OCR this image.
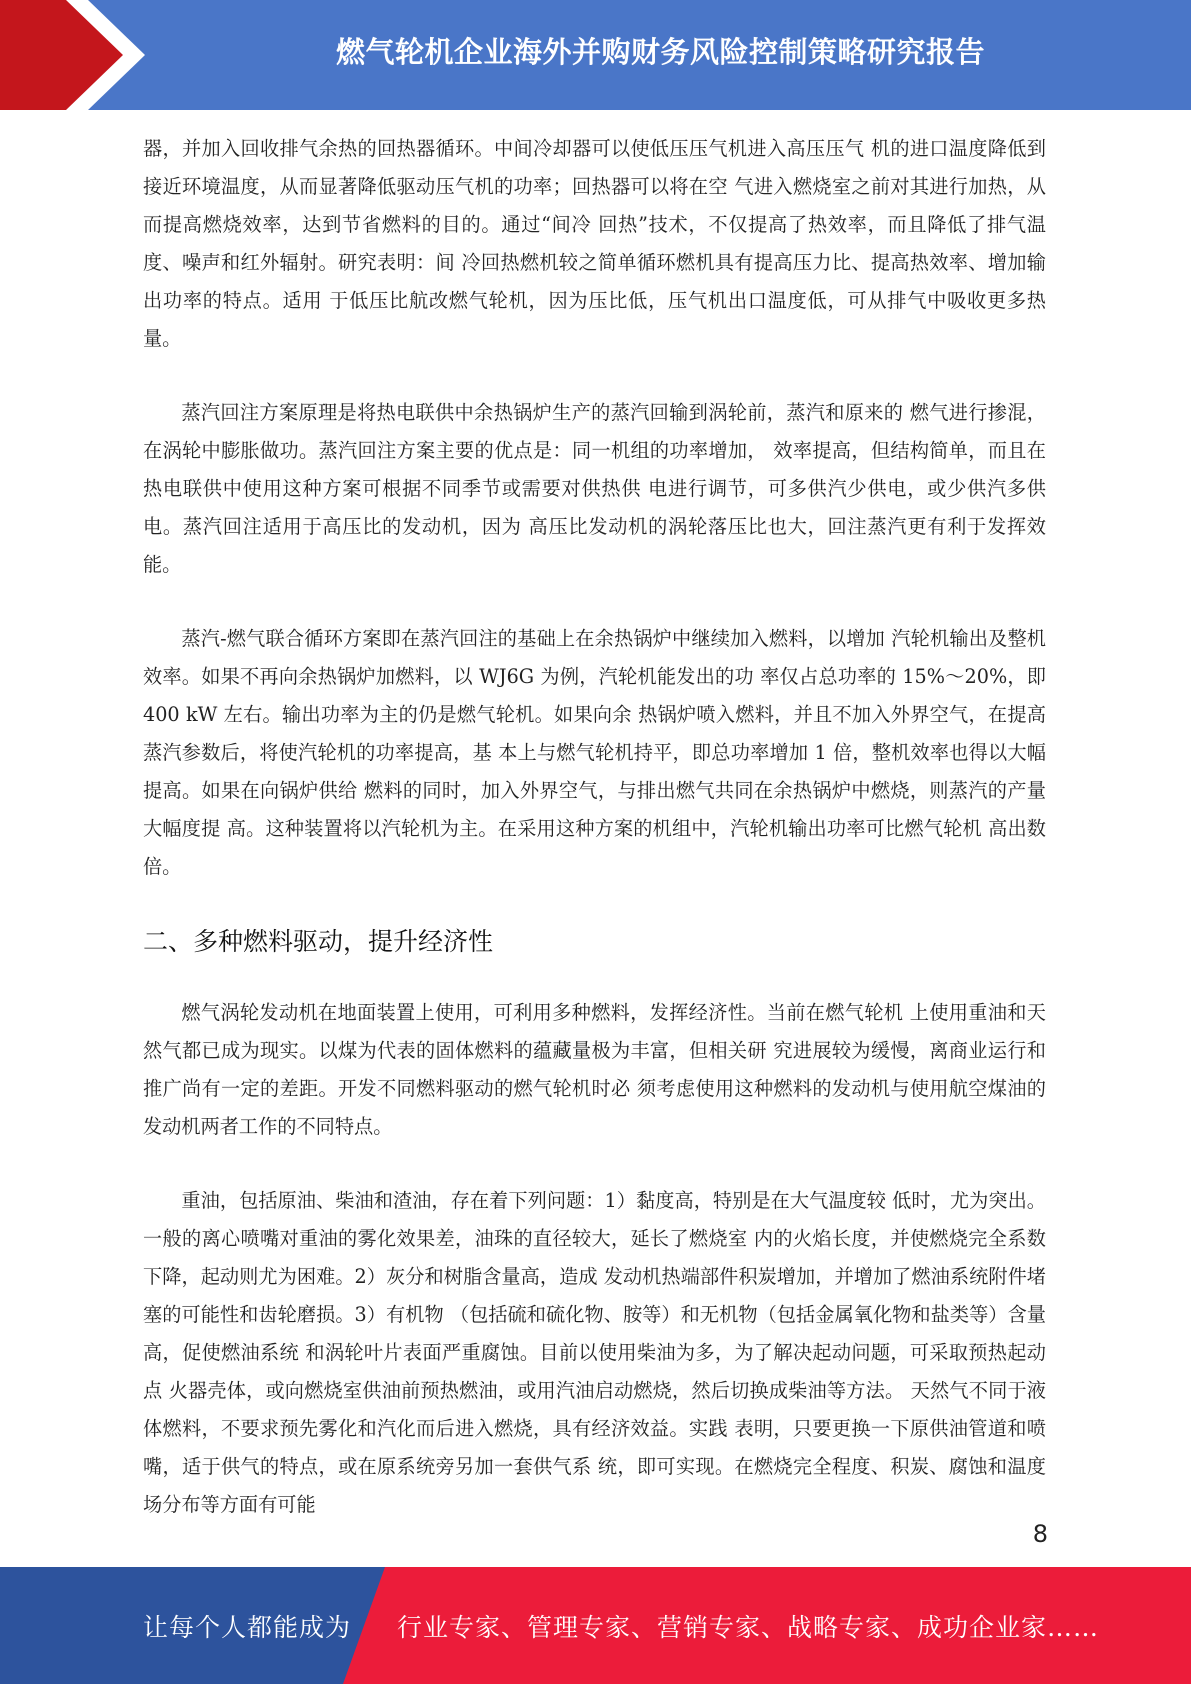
燃气轮机企业海外并购财务风险控制策略研究报告

器，并加入回收排气余热的回热器循环。中间冷却器可以使低压压气机进入高压压气 机的进口温度降低到接近环境温度，从而显著降低驱动压气机的功率；回热器可以将在空 气进入燃烧室之前对其进行加热，从而提高燃烧效率，达到节省燃料的目的。通过“间冷 回热”技术，不仅提高了热效率，而且降低了排气温度、噪声和红外辐射。研究表明：间 冷回热燃机较之简单循环燃机具有提高压力比、提高热效率、增加输出功率的特点。适用 于低压比航改燃气轮机，因为压比低，压气机出口温度低，可从排气中吸收更多热量。

蒸汽回注方案原理是将热电联供中余热锅炉生产的蒸汽回输到涡轮前，蒸汽和原来的 燃气进行掺混，在涡轮中膨胀做功。蒸汽回注方案主要的优点是：同一机组的功率增加， 效率提高，但结构简单，而且在热电联供中使用这种方案可根据不同季节或需要对供热供 电进行调节，可多供汽少供电，或少供汽多供电。蒸汽回注适用于高压比的发动机，因为 高压比发动机的涡轮落压比也大，回注蒸汽更有利于发挥效能。

蒸汽-燃气联合循环方案即在蒸汽回注的基础上在余热锅炉中继续加入燃料，以增加 汽轮机输出及整机效率。如果不再向余热锅炉加燃料，以 WJ6G 为例，汽轮机能发出的功 率仅占总功率的 15%～20%，即 400 kW 左右。输出功率为主的仍是燃气轮机。如果向余 热锅炉喷入燃料，并且不加入外界空气，在提高蒸汽参数后，将使汽轮机的功率提高，基 本上与燃气轮机持平，即总功率增加 1 倍，整机效率也得以大幅提高。如果在向锅炉供给 燃料的同时，加入外界空气，与排出燃气共同在余热锅炉中燃烧，则蒸汽的产量大幅度提 高。这种装置将以汽轮机为主。在采用这种方案的机组中，汽轮机输出功率可比燃气轮机 高出数倍。

二、多种燃料驱动，提升经济性

燃气涡轮发动机在地面装置上使用，可利用多种燃料，发挥经济性。当前在燃气轮机 上使用重油和天然气都已成为现实。以煤为代表的固体燃料的蕴藏量极为丰富，但相关研 究进展较为缓慢，离商业运行和推广尚有一定的差距。开发不同燃料驱动的燃气轮机时必 须考虑使用这种燃料的发动机与使用航空煤油的发动机两者工作的不同特点。

重油，包括原油、柴油和渣油，存在着下列问题：1）黏度高，特别是在大气温度较 低时，尤为突出。一般的离心喷嘴对重油的雾化效果差，油珠的直径较大，延长了燃烧室 内的火焰长度，并使燃烧完全系数下降，起动则尤为困难。2）灰分和树脂含量高，造成 发动机热端部件积炭增加，并增加了燃油系统附件堵塞的可能性和齿轮磨损。3）有机物 （包括硫和硫化物、胺等）和无机物（包括金属氧化物和盐类等）含量高，促使燃油系统 和涡轮叶片表面严重腐蚀。目前以使用柴油为多，为了解决起动问题，可采取预热起动点 火器壳体，或向燃烧室供油前预热燃油，或用汽油启动燃烧，然后切换成柴油等方法。 天然气不同于液体燃料，不要求预先雾化和汽化而后进入燃烧，具有经济效益。实践 表明，只要更换一下原供油管道和喷嘴，适于供气的特点，或在原系统旁另加一套供气系 统，即可实现。在燃烧完全程度、积炭、腐蚀和温度场分布等方面有可能

8
让每个人都能成为 行业专家、管理专家、营销专家、战略专家、成功企业家……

▶ **SHORT EXERCISE**: Your job is to transcribe the entries above exactly; skip the pictures.

▶ **CORRECT OUTPUT**:
OCR this image.
燃气轮机企业海外并购财务风险控制策略研究报告

器，并加入回收排气余热的回热器循环。中间冷却器可以使低压压气机进入高压压气 机的进口温度降低到接近环境温度，从而显著降低驱动压气机的功率；回热器可以将在空 气进入燃烧室之前对其进行加热，从而提高燃烧效率，达到节省燃料的目的。通过“间冷 回热”技术，不仅提高了热效率，而且降低了排气温度、噪声和红外辐射。研究表明：间 冷回热燃机较之简单循环燃机具有提高压力比、提高热效率、增加输出功率的特点。适用 于低压比航改燃气轮机，因为压比低，压气机出口温度低，可从排气中吸收更多热量。

蒸汽回注方案原理是将热电联供中余热锅炉生产的蒸汽回输到涡轮前，蒸汽和原来的 燃气进行掺混，在涡轮中膨胀做功。蒸汽回注方案主要的优点是：同一机组的功率增加， 效率提高，但结构简单，而且在热电联供中使用这种方案可根据不同季节或需要对供热供 电进行调节，可多供汽少供电，或少供汽多供电。蒸汽回注适用于高压比的发动机，因为 高压比发动机的涡轮落压比也大，回注蒸汽更有利于发挥效能。

蒸汽-燃气联合循环方案即在蒸汽回注的基础上在余热锅炉中继续加入燃料，以增加 汽轮机输出及整机效率。如果不再向余热锅炉加燃料，以 WJ6G 为例，汽轮机能发出的功 率仅占总功率的 15%～20%，即 400 kW 左右。输出功率为主的仍是燃气轮机。如果向余 热锅炉喷入燃料，并且不加入外界空气，在提高蒸汽参数后，将使汽轮机的功率提高，基 本上与燃气轮机持平，即总功率增加 1 倍，整机效率也得以大幅提高。如果在向锅炉供给 燃料的同时，加入外界空气，与排出燃气共同在余热锅炉中燃烧，则蒸汽的产量大幅度提 高。这种装置将以汽轮机为主。在采用这种方案的机组中，汽轮机输出功率可比燃气轮机 高出数倍。

二、多种燃料驱动，提升经济性

燃气涡轮发动机在地面装置上使用，可利用多种燃料，发挥经济性。当前在燃气轮机 上使用重油和天然气都已成为现实。以煤为代表的固体燃料的蕴藏量极为丰富，但相关研 究进展较为缓慢，离商业运行和推广尚有一定的差距。开发不同燃料驱动的燃气轮机时必 须考虑使用这种燃料的发动机与使用航空煤油的发动机两者工作的不同特点。

重油，包括原油、柴油和渣油，存在着下列问题：1）黏度高，特别是在大气温度较 低时，尤为突出。一般的离心喷嘴对重油的雾化效果差，油珠的直径较大，延长了燃烧室 内的火焰长度，并使燃烧完全系数下降，起动则尤为困难。2）灰分和树脂含量高，造成 发动机热端部件积炭增加，并增加了燃油系统附件堵塞的可能性和齿轮磨损。3）有机物 （包括硫和硫化物、胺等）和无机物（包括金属氧化物和盐类等）含量高，促使燃油系统 和涡轮叶片表面严重腐蚀。目前以使用柴油为多，为了解决起动问题，可采取预热起动点 火器壳体，或向燃烧室供油前预热燃油，或用汽油启动燃烧，然后切换成柴油等方法。 天然气不同于液体燃料，不要求预先雾化和汽化而后进入燃烧，具有经济效益。实践 表明，只要更换一下原供油管道和喷嘴，适于供气的特点，或在原系统旁另加一套供气系 统，即可实现。在燃烧完全程度、积炭、腐蚀和温度场分布等方面有可能

8
让每个人都能成为 行业专家、管理专家、营销专家、战略专家、成功企业家……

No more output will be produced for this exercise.